AIM OF THE TASK ::
Exactly retype the lines below from the one containing "OCR this image." through the end of the listing. Leave pictures out.

GIVEN RECORDS ::
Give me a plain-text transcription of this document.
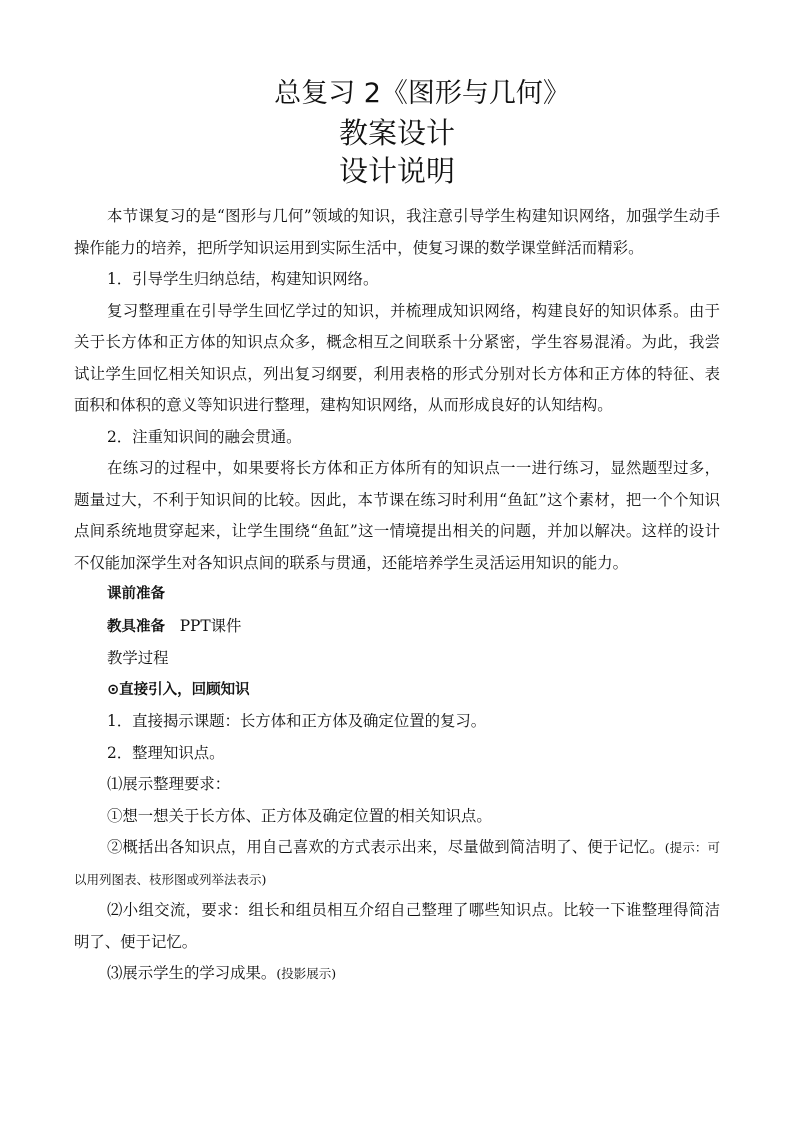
总复习 2《图形与几何》
教案设计
设计说明

本节课复习的是“图形与几何”领域的知识，我注意引导学生构建知识网络，加强学生动手操作能力的培养，把所学知识运用到实际生活中，使复习课的数学课堂鲜活而精彩。

1．引导学生归纳总结，构建知识网络。

复习整理重在引导学生回忆学过的知识，并梳理成知识网络，构建良好的知识体系。由于关于长方体和正方体的知识点众多，概念相互之间联系十分紧密，学生容易混淆。为此，我尝试让学生回忆相关知识点，列出复习纲要，利用表格的形式分别对长方体和正方体的特征、表面积和体积的意义等知识进行整理，建构知识网络，从而形成良好的认知结构。

2．注重知识间的融会贯通。

在练习的过程中，如果要将长方体和正方体所有的知识点一一进行练习，显然题型过多，题量过大，不利于知识间的比较。因此，本节课在练习时利用“鱼缸”这个素材，把一个个知识点间系统地贯穿起来，让学生围绕“鱼缸”这一情境提出相关的问题，并加以解决。这样的设计不仅能加深学生对各知识点间的联系与贯通，还能培养学生灵活运用知识的能力。

课前准备

教具准备 PPT课件

教学过程

⊙直接引入，回顾知识

1．直接揭示课题：长方体和正方体及确定位置的复习。

2．整理知识点。

⑴展示整理要求：

①想一想关于长方体、正方体及确定位置的相关知识点。

②概括出各知识点，用自己喜欢的方式表示出来，尽量做到简洁明了、便于记忆。(提示：可以用列图表、枝形图或列举法表示)

⑵小组交流，要求：组长和组员相互介绍自己整理了哪些知识点。比较一下谁整理得简洁明了、便于记忆。

⑶展示学生的学习成果。(投影展示)
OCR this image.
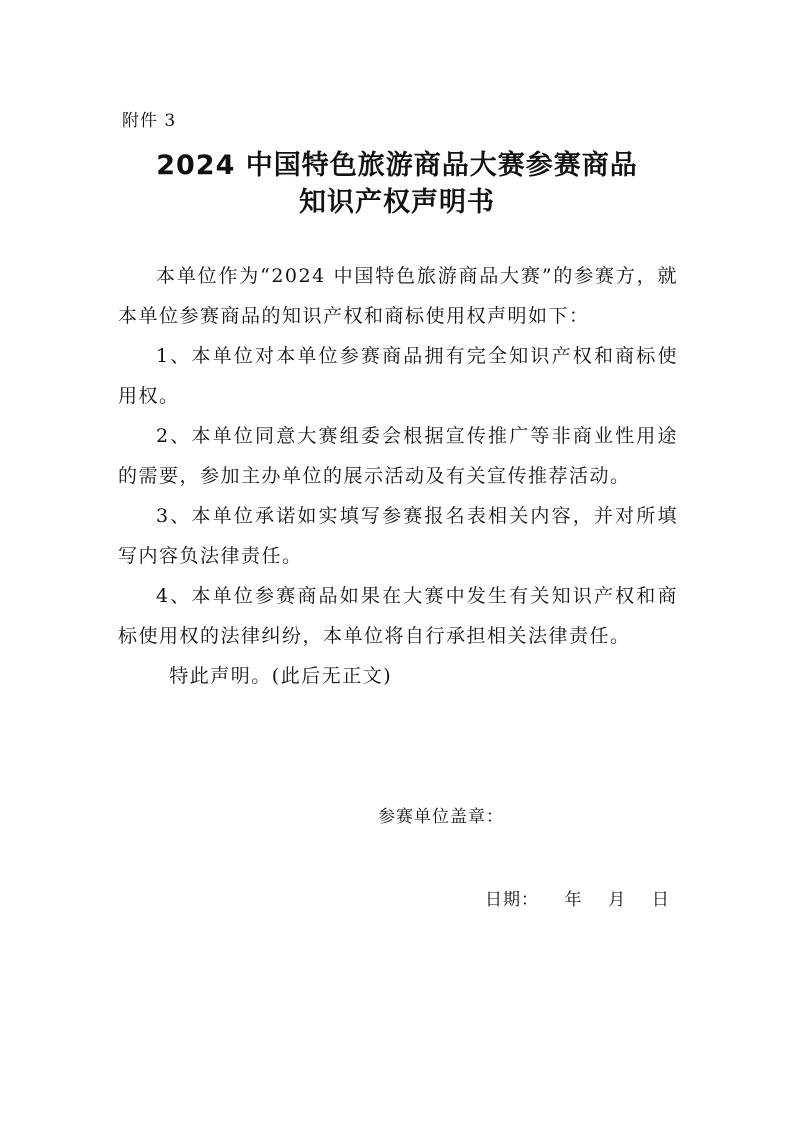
附件 3
2024 中国特色旅游商品大赛参赛商品
知识产权声明书

本单位作为“2024 中国特色旅游商品大赛”的参赛方，就本单位参赛商品的知识产权和商标使用权声明如下：

1、本单位对本单位参赛商品拥有完全知识产权和商标使用权。

2、本单位同意大赛组委会根据宣传推广等非商业性用途的需要，参加主办单位的展示活动及有关宣传推荐活动。

3、本单位承诺如实填写参赛报名表相关内容，并对所填写内容负法律责任。

4、本单位参赛商品如果在大赛中发生有关知识产权和商标使用权的法律纠纷，本单位将自行承担相关法律责任。

特此声明。(此后无正文)

参赛单位盖章：
日期：    年    月    日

IN RESPONSE ::
OCR this image.
附件 3
2024 中国特色旅游商品大赛参赛商品
知识产权声明书

本单位作为“2024 中国特色旅游商品大赛”的参赛方，就本单位参赛商品的知识产权和商标使用权声明如下：

1、本单位对本单位参赛商品拥有完全知识产权和商标使用权。

2、本单位同意大赛组委会根据宣传推广等非商业性用途的需要，参加主办单位的展示活动及有关宣传推荐活动。

3、本单位承诺如实填写参赛报名表相关内容，并对所填写内容负法律责任。

4、本单位参赛商品如果在大赛中发生有关知识产权和商标使用权的法律纠纷，本单位将自行承担相关法律责任。

特此声明。(此后无正文)

参赛单位盖章：
日期：    年    月    日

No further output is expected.